**MATERIAL FOR THE TASK:**
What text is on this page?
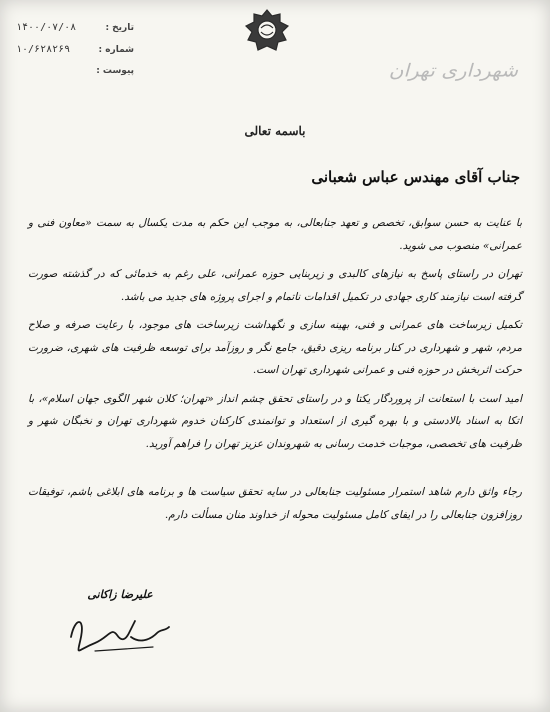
۱۴۰۰/۰۷/۰۸	تاریخ :
۱۰/۶۲۸۲۶۹	شماره :
پیوست :	شهرداری تهران
باسمه تعالی
جناب آقای مهندس عباس شعبانی

با عنایت به حسن سوابق، تخصص و تعهد جنابعالی، به موجب این حکم به مدت یکسال به سمت «معاون فنی و عمرانی» منصوب می شوید.

تهران در راستای پاسخ به نیازهای کالبدی و زیربنایی حوزه عمرانی، علی رغم به خدمائی که در گذشته صورت گرفته است نیازمند کاری جهادی در تکمیل اقدامات ناتمام و اجرای پروژه های جدید می باشد.

تکمیل زیرساخت های عمرانی و فنی، بهینه سازی و نگهداشت زیرساخت های موجود، با رعایت صرفه و صلاح مردم، شهر و شهرداری در کنار برنامه ریزی دقیق، جامع نگر و روزآمد برای توسعه ظرفیت های شهری، ضرورت حرکت اثربخش در حوزه فنی و عمرانی شهرداری تهران است.

امید است با استعانت از پروردگار یکتا و در راستای تحقق چشم انداز «تهران؛ کلان شهر الگوی جهان اسلام»، با اتکا به اسناد بالادستی و با بهره گیری از استعداد و توانمندی کارکنان خدوم شهرداری تهران و نخبگان شهر و ظرفیت های تخصصی، موجبات خدمت رسانی به شهروندان عزیز تهران را فراهم آورید.

رجاء واثق دارم شاهد استمرار مسئولیت جنابعالی در سایه تحقق سیاست ها و برنامه های ابلاغی باشم، توفیقات روزافزون جنابعالی را در ایفای کامل مسئولیت محوله از خداوند منان مسألت دارم.

علیرضا زاکانی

**TASK INSTRUCTIONS:**
Quote the data above in full, leaving out the pictures it holds.

**WORKED SOLUTION:**
What text is on this page?
۱۴۰۰/۰۷/۰۸	تاریخ :
۱۰/۶۲۸۲۶۹	شماره :
پیوست :	شهرداری تهران
باسمه تعالی
جناب آقای مهندس عباس شعبانی

با عنایت به حسن سوابق، تخصص و تعهد جنابعالی، به موجب این حکم به مدت یکسال به سمت «معاون فنی و عمرانی» منصوب می شوید.

تهران در راستای پاسخ به نیازهای کالبدی و زیربنایی حوزه عمرانی، علی رغم به خدمائی که در گذشته صورت گرفته است نیازمند کاری جهادی در تکمیل اقدامات ناتمام و اجرای پروژه های جدید می باشد.

تکمیل زیرساخت های عمرانی و فنی، بهینه سازی و نگهداشت زیرساخت های موجود، با رعایت صرفه و صلاح مردم، شهر و شهرداری در کنار برنامه ریزی دقیق، جامع نگر و روزآمد برای توسعه ظرفیت های شهری، ضرورت حرکت اثربخش در حوزه فنی و عمرانی شهرداری تهران است.

امید است با استعانت از پروردگار یکتا و در راستای تحقق چشم انداز «تهران؛ کلان شهر الگوی جهان اسلام»، با اتکا به اسناد بالادستی و با بهره گیری از استعداد و توانمندی کارکنان خدوم شهرداری تهران و نخبگان شهر و ظرفیت های تخصصی، موجبات خدمت رسانی به شهروندان عزیز تهران را فراهم آورید.

رجاء واثق دارم شاهد استمرار مسئولیت جنابعالی در سایه تحقق سیاست ها و برنامه های ابلاغی باشم، توفیقات روزافزون جنابعالی را در ایفای کامل مسئولیت محوله از خداوند منان مسألت دارم.

علیرضا زاکانی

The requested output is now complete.